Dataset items
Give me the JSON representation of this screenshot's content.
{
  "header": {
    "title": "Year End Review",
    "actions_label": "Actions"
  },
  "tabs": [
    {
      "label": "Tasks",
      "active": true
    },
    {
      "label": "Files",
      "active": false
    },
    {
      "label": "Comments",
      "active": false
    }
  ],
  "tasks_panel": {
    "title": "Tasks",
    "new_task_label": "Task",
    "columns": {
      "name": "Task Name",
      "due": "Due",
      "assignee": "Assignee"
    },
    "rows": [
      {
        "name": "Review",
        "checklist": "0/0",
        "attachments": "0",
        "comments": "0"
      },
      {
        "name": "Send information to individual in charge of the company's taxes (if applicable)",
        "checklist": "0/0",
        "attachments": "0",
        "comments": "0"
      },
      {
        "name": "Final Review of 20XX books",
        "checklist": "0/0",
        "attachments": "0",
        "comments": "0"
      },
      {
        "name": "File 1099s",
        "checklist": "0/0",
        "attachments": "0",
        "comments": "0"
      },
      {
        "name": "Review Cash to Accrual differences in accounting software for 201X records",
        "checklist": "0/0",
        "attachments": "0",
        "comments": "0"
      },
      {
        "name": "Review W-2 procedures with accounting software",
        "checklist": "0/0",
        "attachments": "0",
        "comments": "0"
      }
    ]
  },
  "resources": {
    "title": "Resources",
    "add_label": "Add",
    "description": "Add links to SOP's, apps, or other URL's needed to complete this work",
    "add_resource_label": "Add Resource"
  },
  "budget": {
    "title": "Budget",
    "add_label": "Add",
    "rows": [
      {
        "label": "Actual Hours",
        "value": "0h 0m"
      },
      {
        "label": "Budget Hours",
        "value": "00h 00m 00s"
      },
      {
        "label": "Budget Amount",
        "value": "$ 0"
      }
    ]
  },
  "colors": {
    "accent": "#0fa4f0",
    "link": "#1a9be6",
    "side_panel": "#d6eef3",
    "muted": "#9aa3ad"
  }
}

Aim
The records above are to be repeated exactly, in their entirety.

Result
Give me the JSON representation of this screenshot's content.
{
  "header": {
    "title": "Year End Review",
    "actions_label": "Actions"
  },
  "tabs": [
    {
      "label": "Tasks",
      "active": true
    },
    {
      "label": "Files",
      "active": false
    },
    {
      "label": "Comments",
      "active": false
    }
  ],
  "tasks_panel": {
    "title": "Tasks",
    "new_task_label": "Task",
    "columns": {
      "name": "Task Name",
      "due": "Due",
      "assignee": "Assignee"
    },
    "rows": [
      {
        "name": "Review",
        "checklist": "0/0",
        "attachments": "0",
        "comments": "0"
      },
      {
        "name": "Send information to individual in charge of the company's taxes (if applicable)",
        "checklist": "0/0",
        "attachments": "0",
        "comments": "0"
      },
      {
        "name": "Final Review of 20XX books",
        "checklist": "0/0",
        "attachments": "0",
        "comments": "0"
      },
      {
        "name": "File 1099s",
        "checklist": "0/0",
        "attachments": "0",
        "comments": "0"
      },
      {
        "name": "Review Cash to Accrual differences in accounting software for 201X records",
        "checklist": "0/0",
        "attachments": "0",
        "comments": "0"
      },
      {
        "name": "Review W-2 procedures with accounting software",
        "checklist": "0/0",
        "attachments": "0",
        "comments": "0"
      }
    ]
  },
  "resources": {
    "title": "Resources",
    "add_label": "Add",
    "description": "Add links to SOP's, apps, or other URL's needed to complete this work",
    "add_resource_label": "Add Resource"
  },
  "budget": {
    "title": "Budget",
    "add_label": "Add",
    "rows": [
      {
        "label": "Actual Hours",
        "value": "0h 0m"
      },
      {
        "label": "Budget Hours",
        "value": "00h 00m 00s"
      },
      {
        "label": "Budget Amount",
        "value": "$ 0"
      }
    ]
  },
  "colors": {
    "accent": "#0fa4f0",
    "link": "#1a9be6",
    "side_panel": "#d6eef3",
    "muted": "#9aa3ad"
  }
}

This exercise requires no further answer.